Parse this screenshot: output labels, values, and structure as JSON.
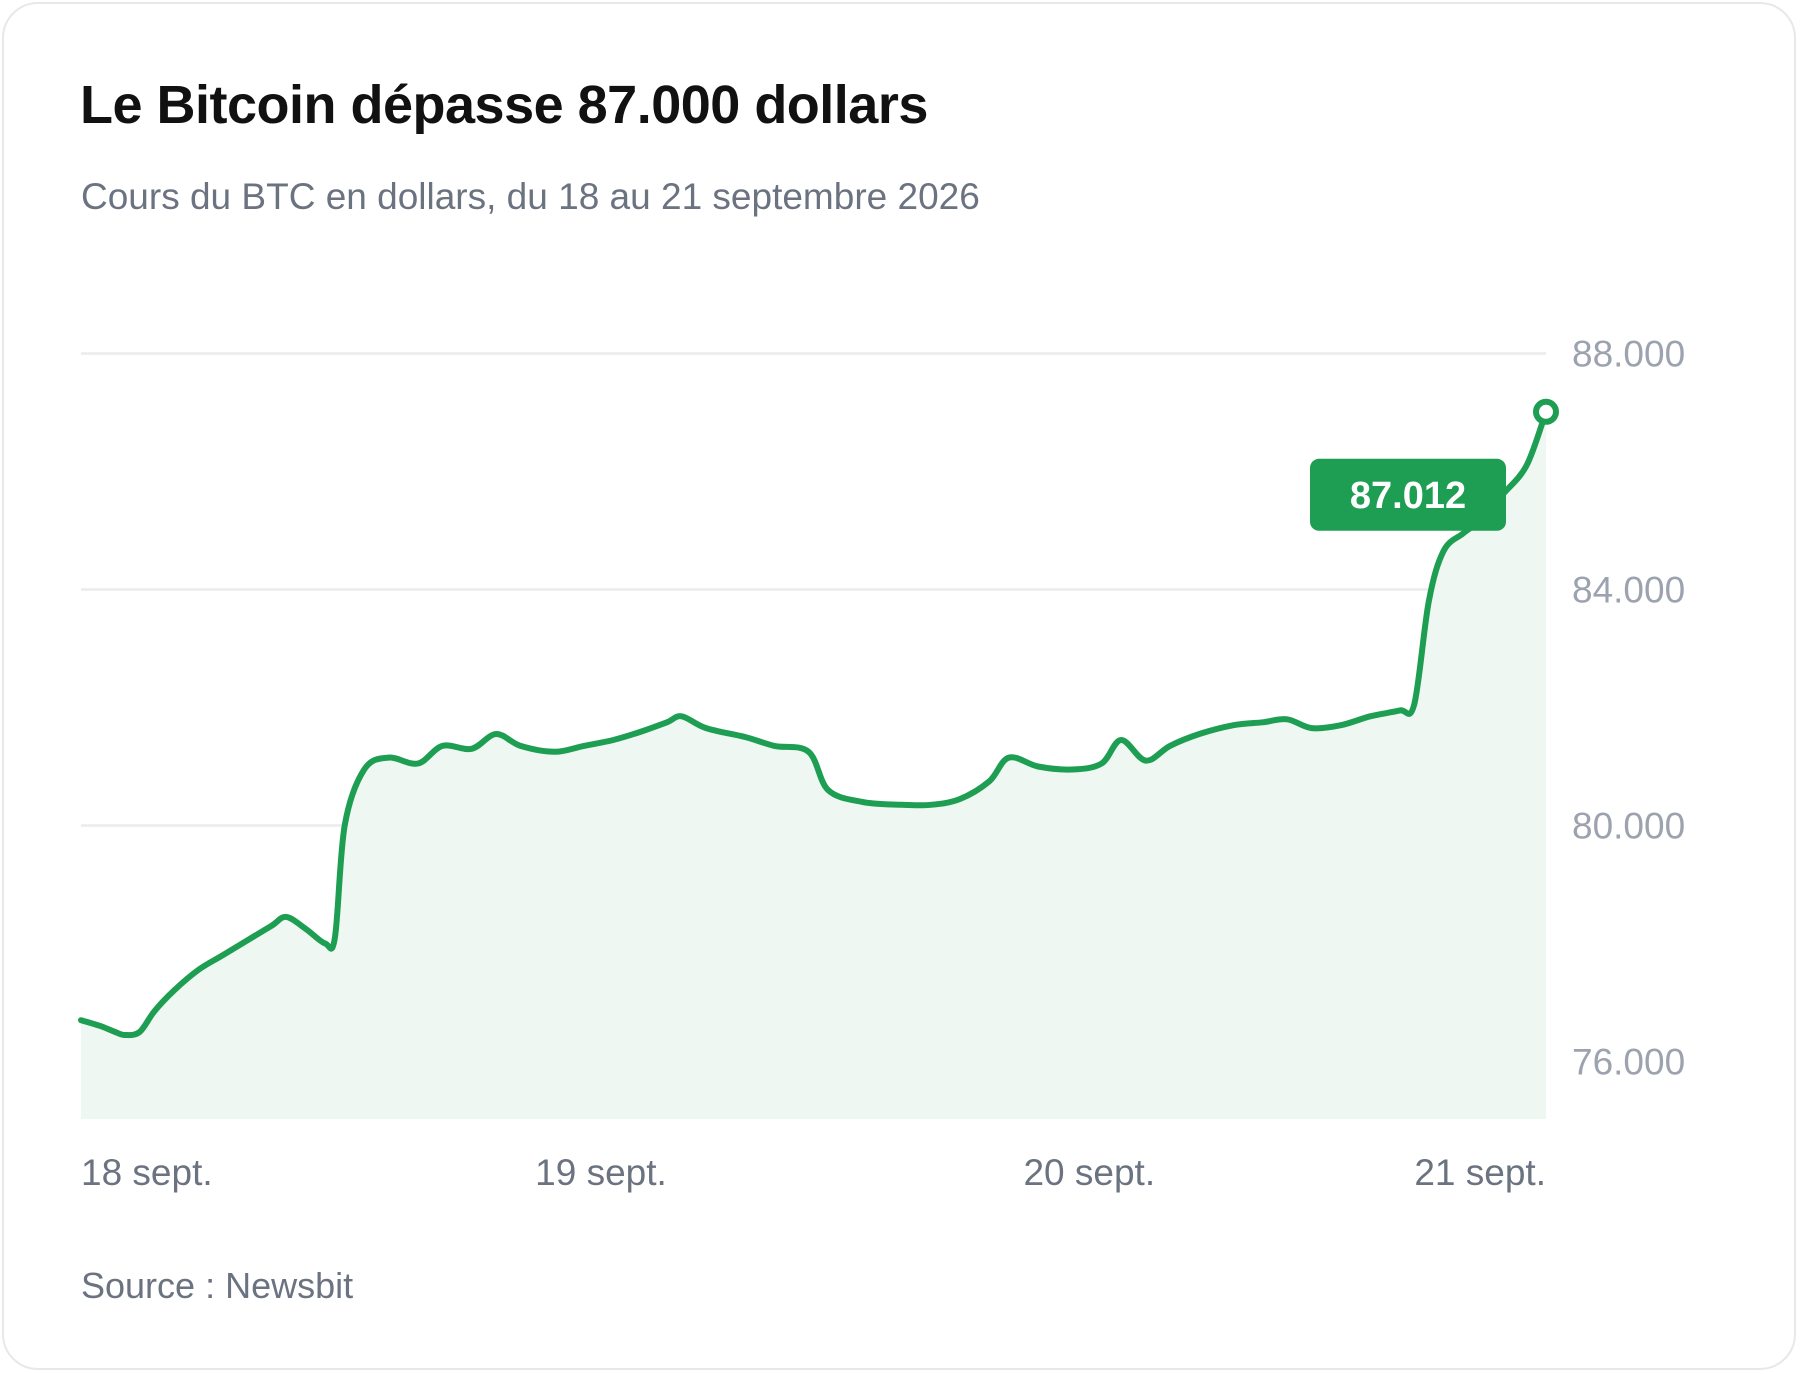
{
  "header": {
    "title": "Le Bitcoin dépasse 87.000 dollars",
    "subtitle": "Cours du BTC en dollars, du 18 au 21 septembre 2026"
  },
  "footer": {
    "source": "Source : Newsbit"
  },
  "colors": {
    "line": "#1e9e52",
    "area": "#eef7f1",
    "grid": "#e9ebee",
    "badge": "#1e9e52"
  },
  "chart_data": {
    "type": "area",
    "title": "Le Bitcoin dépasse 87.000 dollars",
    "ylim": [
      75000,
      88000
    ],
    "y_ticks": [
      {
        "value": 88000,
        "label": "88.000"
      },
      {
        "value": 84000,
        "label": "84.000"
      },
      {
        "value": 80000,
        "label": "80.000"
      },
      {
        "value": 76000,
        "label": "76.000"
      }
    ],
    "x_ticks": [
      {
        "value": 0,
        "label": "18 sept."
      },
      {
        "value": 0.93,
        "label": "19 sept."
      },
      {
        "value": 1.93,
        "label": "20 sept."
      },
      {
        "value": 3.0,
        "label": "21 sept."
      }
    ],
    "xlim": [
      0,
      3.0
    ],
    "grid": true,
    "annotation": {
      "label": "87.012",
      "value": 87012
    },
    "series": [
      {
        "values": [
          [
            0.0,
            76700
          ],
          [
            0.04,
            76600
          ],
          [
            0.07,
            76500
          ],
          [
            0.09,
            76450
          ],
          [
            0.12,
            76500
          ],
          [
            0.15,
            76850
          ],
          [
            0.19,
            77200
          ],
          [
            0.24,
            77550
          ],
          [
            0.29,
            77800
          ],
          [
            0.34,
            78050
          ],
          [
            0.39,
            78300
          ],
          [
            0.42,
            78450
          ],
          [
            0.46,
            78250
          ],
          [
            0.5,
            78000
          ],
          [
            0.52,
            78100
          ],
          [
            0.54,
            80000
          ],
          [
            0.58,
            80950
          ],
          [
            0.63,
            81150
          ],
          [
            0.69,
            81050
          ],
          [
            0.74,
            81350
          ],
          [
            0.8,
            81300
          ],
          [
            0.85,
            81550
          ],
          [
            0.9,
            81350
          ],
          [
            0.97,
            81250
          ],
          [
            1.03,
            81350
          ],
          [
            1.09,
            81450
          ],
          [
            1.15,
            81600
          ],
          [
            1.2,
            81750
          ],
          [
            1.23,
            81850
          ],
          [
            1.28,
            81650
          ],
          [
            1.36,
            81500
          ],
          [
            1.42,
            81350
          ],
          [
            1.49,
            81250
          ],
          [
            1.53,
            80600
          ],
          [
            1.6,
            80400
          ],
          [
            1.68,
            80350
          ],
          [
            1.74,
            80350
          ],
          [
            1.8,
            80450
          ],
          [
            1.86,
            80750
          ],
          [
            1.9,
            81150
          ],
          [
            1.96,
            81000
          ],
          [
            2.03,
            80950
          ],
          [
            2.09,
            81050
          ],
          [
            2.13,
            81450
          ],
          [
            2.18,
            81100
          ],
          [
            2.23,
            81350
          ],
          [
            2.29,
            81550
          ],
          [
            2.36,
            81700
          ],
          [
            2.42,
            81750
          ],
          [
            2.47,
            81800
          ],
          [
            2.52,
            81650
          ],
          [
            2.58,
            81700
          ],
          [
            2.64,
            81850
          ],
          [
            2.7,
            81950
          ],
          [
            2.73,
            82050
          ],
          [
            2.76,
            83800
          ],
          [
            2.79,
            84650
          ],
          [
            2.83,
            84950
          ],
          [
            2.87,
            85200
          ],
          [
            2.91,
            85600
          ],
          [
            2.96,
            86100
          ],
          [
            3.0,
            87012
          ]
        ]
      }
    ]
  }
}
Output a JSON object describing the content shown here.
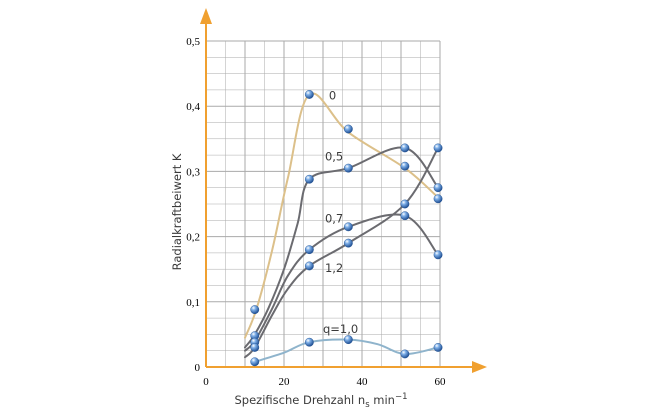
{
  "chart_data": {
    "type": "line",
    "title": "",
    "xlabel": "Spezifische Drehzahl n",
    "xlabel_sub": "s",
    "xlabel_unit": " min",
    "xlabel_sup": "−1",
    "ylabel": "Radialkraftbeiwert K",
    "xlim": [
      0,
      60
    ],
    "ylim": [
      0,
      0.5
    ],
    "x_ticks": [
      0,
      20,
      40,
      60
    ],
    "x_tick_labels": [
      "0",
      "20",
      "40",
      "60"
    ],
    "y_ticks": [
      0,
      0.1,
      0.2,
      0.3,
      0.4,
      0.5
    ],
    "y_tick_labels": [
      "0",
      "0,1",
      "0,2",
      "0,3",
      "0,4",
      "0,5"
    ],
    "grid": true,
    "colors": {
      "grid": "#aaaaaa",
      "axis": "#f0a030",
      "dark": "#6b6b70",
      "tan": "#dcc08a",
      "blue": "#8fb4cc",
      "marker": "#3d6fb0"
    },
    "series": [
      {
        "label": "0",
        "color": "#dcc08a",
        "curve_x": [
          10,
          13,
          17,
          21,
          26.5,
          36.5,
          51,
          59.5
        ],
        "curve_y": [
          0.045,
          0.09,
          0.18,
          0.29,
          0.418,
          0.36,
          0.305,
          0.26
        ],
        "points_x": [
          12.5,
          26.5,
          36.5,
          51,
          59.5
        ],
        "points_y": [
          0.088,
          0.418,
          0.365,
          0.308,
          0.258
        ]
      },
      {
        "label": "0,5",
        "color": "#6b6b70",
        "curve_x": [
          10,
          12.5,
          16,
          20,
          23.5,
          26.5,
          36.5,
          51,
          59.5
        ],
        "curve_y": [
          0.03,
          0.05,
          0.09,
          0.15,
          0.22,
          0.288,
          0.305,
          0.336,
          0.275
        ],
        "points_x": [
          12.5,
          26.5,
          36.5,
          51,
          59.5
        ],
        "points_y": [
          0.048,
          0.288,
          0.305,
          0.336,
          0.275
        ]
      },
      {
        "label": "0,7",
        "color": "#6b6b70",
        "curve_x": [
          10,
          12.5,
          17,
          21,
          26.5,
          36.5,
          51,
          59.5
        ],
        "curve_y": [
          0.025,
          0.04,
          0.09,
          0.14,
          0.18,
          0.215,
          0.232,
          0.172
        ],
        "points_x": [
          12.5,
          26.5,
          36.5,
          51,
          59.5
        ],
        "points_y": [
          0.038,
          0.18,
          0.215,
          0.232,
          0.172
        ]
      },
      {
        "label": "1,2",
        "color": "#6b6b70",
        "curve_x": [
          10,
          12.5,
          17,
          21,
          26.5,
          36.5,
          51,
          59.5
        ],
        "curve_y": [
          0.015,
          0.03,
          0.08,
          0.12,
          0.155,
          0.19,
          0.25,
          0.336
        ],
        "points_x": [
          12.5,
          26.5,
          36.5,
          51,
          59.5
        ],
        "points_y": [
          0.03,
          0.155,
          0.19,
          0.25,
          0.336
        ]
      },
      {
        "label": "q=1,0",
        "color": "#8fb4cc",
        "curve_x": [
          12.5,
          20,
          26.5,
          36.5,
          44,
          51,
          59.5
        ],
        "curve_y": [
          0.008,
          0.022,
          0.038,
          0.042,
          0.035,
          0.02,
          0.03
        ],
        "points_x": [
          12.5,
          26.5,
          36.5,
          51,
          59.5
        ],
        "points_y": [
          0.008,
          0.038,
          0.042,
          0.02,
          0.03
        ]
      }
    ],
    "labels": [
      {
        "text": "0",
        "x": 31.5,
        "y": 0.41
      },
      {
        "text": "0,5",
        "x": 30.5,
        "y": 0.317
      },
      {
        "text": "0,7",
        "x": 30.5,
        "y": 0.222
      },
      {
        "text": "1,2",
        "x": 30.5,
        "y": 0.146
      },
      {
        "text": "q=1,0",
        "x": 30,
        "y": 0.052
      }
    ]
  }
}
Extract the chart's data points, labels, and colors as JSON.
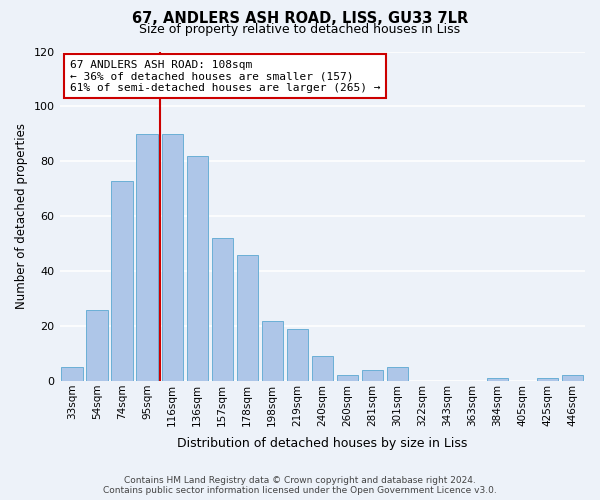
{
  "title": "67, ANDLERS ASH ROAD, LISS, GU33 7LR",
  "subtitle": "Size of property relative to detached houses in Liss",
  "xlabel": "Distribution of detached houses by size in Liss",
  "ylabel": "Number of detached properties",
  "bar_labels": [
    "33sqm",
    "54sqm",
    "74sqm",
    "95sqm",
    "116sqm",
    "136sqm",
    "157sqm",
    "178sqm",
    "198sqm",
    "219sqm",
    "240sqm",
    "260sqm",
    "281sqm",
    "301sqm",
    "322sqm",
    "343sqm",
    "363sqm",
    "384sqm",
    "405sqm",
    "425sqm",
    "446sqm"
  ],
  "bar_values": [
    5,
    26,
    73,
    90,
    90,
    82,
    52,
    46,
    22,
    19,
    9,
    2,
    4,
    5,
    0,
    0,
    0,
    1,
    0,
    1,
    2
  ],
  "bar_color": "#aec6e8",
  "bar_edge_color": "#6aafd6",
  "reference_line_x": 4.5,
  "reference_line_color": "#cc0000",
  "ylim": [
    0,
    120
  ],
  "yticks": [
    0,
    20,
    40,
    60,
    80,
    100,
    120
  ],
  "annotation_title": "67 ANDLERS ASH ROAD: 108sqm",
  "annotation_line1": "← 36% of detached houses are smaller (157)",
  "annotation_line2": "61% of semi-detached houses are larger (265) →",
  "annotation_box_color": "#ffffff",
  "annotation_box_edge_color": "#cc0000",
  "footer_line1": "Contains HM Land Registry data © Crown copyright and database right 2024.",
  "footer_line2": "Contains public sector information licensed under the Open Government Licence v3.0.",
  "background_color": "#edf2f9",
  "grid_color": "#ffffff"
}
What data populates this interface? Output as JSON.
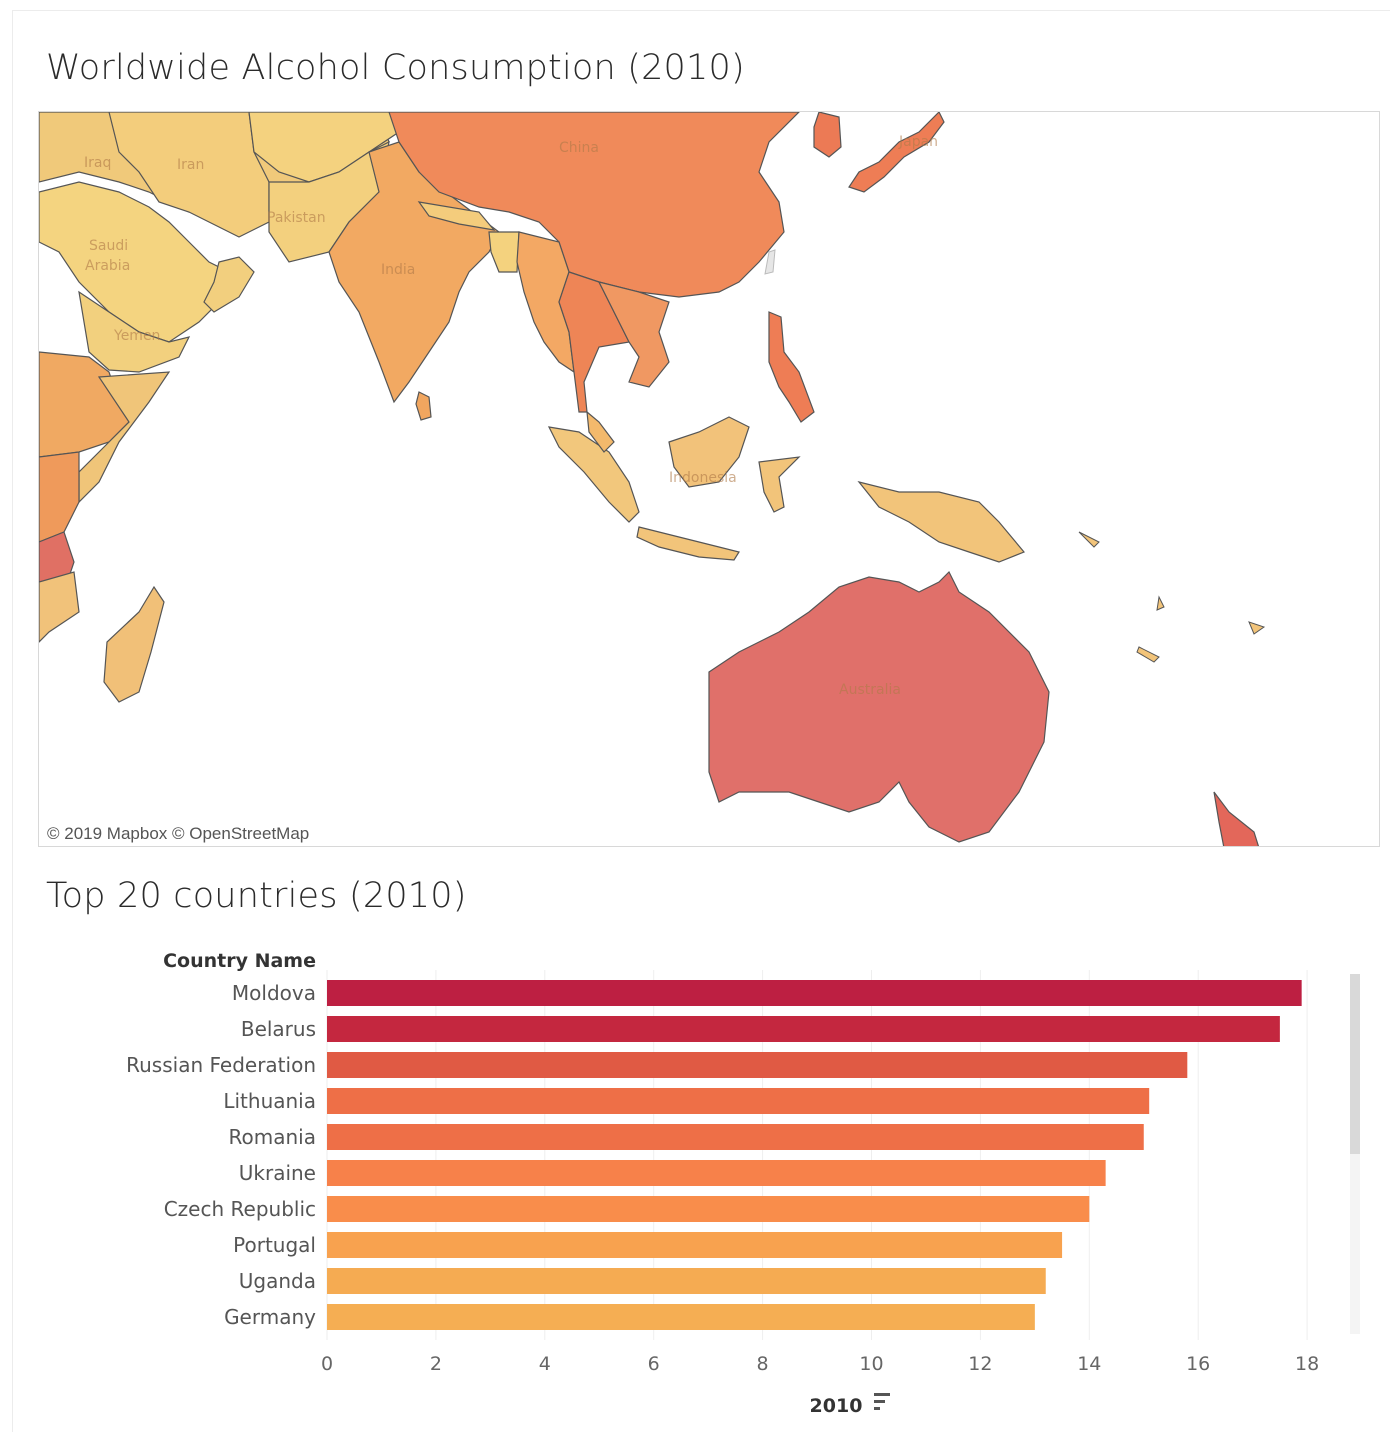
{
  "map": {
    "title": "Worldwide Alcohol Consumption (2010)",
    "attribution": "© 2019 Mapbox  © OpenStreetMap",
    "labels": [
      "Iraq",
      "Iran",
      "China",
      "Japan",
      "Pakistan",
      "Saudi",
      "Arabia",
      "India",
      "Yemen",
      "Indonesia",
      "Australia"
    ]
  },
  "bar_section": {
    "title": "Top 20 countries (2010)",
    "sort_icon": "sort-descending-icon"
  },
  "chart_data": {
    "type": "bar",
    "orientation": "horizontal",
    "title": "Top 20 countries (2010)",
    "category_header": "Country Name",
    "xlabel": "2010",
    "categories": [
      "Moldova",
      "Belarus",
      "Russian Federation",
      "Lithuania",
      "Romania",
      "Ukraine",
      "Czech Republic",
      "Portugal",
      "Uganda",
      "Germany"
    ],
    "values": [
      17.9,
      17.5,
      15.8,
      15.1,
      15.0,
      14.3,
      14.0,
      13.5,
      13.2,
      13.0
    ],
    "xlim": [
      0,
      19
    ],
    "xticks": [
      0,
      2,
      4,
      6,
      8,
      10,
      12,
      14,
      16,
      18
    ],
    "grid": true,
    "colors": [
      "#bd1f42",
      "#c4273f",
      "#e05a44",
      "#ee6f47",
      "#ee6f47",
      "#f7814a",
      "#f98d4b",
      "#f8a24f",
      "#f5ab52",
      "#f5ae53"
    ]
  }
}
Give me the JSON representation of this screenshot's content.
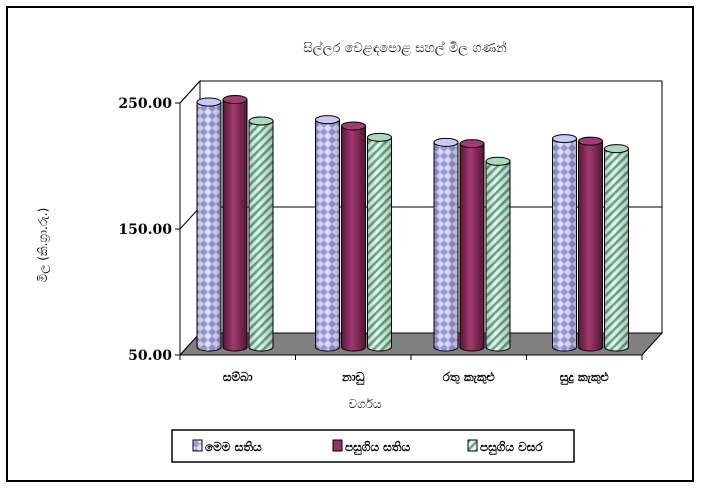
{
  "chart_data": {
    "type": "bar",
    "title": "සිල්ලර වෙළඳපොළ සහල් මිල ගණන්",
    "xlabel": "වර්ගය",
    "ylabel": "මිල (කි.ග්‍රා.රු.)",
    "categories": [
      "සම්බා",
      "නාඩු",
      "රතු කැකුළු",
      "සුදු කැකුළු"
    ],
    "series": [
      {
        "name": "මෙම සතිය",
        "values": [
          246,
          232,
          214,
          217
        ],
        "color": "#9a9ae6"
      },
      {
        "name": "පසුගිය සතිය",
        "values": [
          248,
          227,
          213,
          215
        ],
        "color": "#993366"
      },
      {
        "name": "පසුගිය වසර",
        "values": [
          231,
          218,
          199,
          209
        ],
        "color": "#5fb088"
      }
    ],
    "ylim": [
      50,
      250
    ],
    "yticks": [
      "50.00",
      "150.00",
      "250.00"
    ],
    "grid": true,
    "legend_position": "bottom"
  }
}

-- SET TASK --
What is the number of lines in the records that contain the string "ROAD"? Give only that number.

-- THE RESULT --
2